Supplied records:
======

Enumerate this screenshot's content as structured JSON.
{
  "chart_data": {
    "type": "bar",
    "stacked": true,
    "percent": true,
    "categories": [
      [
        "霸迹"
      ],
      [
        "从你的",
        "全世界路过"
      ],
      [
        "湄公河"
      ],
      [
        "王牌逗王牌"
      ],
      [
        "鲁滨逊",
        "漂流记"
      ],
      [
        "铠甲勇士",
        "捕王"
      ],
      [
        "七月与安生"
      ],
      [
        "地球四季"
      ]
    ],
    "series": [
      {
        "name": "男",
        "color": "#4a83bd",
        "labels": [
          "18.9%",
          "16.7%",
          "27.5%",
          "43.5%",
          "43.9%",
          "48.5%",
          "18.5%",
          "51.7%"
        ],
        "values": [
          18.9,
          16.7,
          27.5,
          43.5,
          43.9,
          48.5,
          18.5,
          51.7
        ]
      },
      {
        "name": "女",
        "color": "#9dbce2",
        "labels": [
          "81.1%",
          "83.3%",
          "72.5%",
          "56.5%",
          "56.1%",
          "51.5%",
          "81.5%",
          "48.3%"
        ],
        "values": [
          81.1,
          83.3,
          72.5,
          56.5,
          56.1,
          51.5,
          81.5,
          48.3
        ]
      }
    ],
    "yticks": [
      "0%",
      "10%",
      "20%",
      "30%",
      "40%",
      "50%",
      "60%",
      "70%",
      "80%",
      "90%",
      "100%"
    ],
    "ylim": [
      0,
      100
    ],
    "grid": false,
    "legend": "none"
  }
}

======

Request:
Return the whole listing exactly.

Full answer:
Enumerate this screenshot's content as structured JSON.
{
  "chart_data": {
    "type": "bar",
    "stacked": true,
    "percent": true,
    "categories": [
      [
        "霸迹"
      ],
      [
        "从你的",
        "全世界路过"
      ],
      [
        "湄公河"
      ],
      [
        "王牌逗王牌"
      ],
      [
        "鲁滨逊",
        "漂流记"
      ],
      [
        "铠甲勇士",
        "捕王"
      ],
      [
        "七月与安生"
      ],
      [
        "地球四季"
      ]
    ],
    "series": [
      {
        "name": "男",
        "color": "#4a83bd",
        "labels": [
          "18.9%",
          "16.7%",
          "27.5%",
          "43.5%",
          "43.9%",
          "48.5%",
          "18.5%",
          "51.7%"
        ],
        "values": [
          18.9,
          16.7,
          27.5,
          43.5,
          43.9,
          48.5,
          18.5,
          51.7
        ]
      },
      {
        "name": "女",
        "color": "#9dbce2",
        "labels": [
          "81.1%",
          "83.3%",
          "72.5%",
          "56.5%",
          "56.1%",
          "51.5%",
          "81.5%",
          "48.3%"
        ],
        "values": [
          81.1,
          83.3,
          72.5,
          56.5,
          56.1,
          51.5,
          81.5,
          48.3
        ]
      }
    ],
    "yticks": [
      "0%",
      "10%",
      "20%",
      "30%",
      "40%",
      "50%",
      "60%",
      "70%",
      "80%",
      "90%",
      "100%"
    ],
    "ylim": [
      0,
      100
    ],
    "grid": false,
    "legend": "none"
  }
}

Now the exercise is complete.